• _Extract provided_:

Constitutional Court confirms constitutional legitimacy of Article 25(3) of Legislative Decree 148/2015 on the sanctioning of late submission of the CIGS application
Case ref: Constitutional Court judgment no. 90 of 15 May 2020
The challenge of the constitutional legitimacy of Article 25(3) of Legislative Decree 148/2015 with reference to Article 3 of the Constitution, with regard to the principles of reasonableness and proportionality, is unfounded. This is the conclusion of the Constitutional Court, in its ruling of May 15, 2020, following the referral of the Lazio Regional Administrative Court Order. As is well known, article 25(1) of Legislative Decree 148/2015 provides that «the application for extraordinary wage-support scheme (CIGS) is submitted within seven days from the date of conclusion of the trade union consultation procedure or from the date of signing of the company collective bargaining agreement relating to the application for CIGS». The following paragraph 3, which is the subject of the Chamber’s examination, provides that «in case of late submission of the application, the treatment starts from the thirtieth day after the submission of the application”, with the further consequence, provided for by paragraph 4, that «if the omission or late submission of the application results in the partial or total loss of the right to wage supplement to the detriment of the workers, the company is required to pay the workers a sum equivalent to the wage supplement not received».
In the case that led to the Constitutional Court’s ruling, on the back of a solidarity agreement signed on 1 October 2015, the company filed an application for CIGS on 30 November 2015, i.e. well after the seven-day deadline that had expired on 8 October 2015.

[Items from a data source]

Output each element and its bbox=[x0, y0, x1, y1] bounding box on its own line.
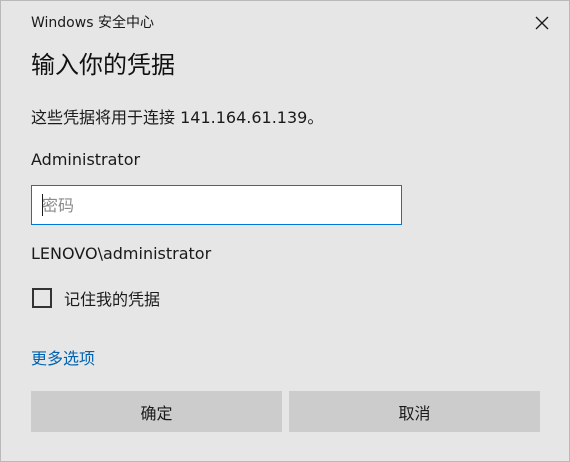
text-cursor bbox=[42, 194, 43, 216]
username-label: Administrator bbox=[31, 150, 141, 169]
dialog-heading: 输入你的凭据 bbox=[31, 51, 175, 79]
ok-button[interactable]: 确定 bbox=[31, 391, 282, 432]
remember-credentials-option[interactable]: 记住我的凭据 bbox=[32, 286, 160, 310]
window-title: Windows 安全中心 bbox=[31, 15, 154, 31]
domain-user-label: LENOVO\administrator bbox=[31, 244, 212, 263]
cancel-button[interactable]: 取消 bbox=[289, 391, 540, 432]
more-options-link[interactable]: 更多选项 bbox=[31, 345, 95, 369]
close-button[interactable] bbox=[527, 9, 557, 37]
password-input[interactable] bbox=[31, 185, 402, 225]
close-icon bbox=[535, 16, 549, 30]
remember-credentials-checkbox[interactable] bbox=[32, 288, 52, 308]
remember-credentials-label: 记住我的凭据 bbox=[64, 290, 161, 309]
credential-dialog: Windows 安全中心 输入你的凭据 这些凭据将用于连接 141.164.61… bbox=[0, 0, 570, 462]
connection-description: 这些凭据将用于连接 141.164.61.139。 bbox=[31, 108, 324, 127]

• _Work to do_:
**a.** Copy everything in the court ruling summary from "In the case" down to "8 October 2015.".
**b.** List every distinct calendar date mentioned in the court ruling summary, in the order they first appear.

• _Answers to each task_:
**a.**
In the case that led to the Constitutional Court’s ruling, on the back of a solidarity agreement signed on 1 October 2015, the company filed an application for CIGS on 30 November 2015, i.e. well after the seven-day deadline that had expired on 8 October 2015.

**b.**
15 May 2020
1 October 2015
30 November 2015
8 October 2015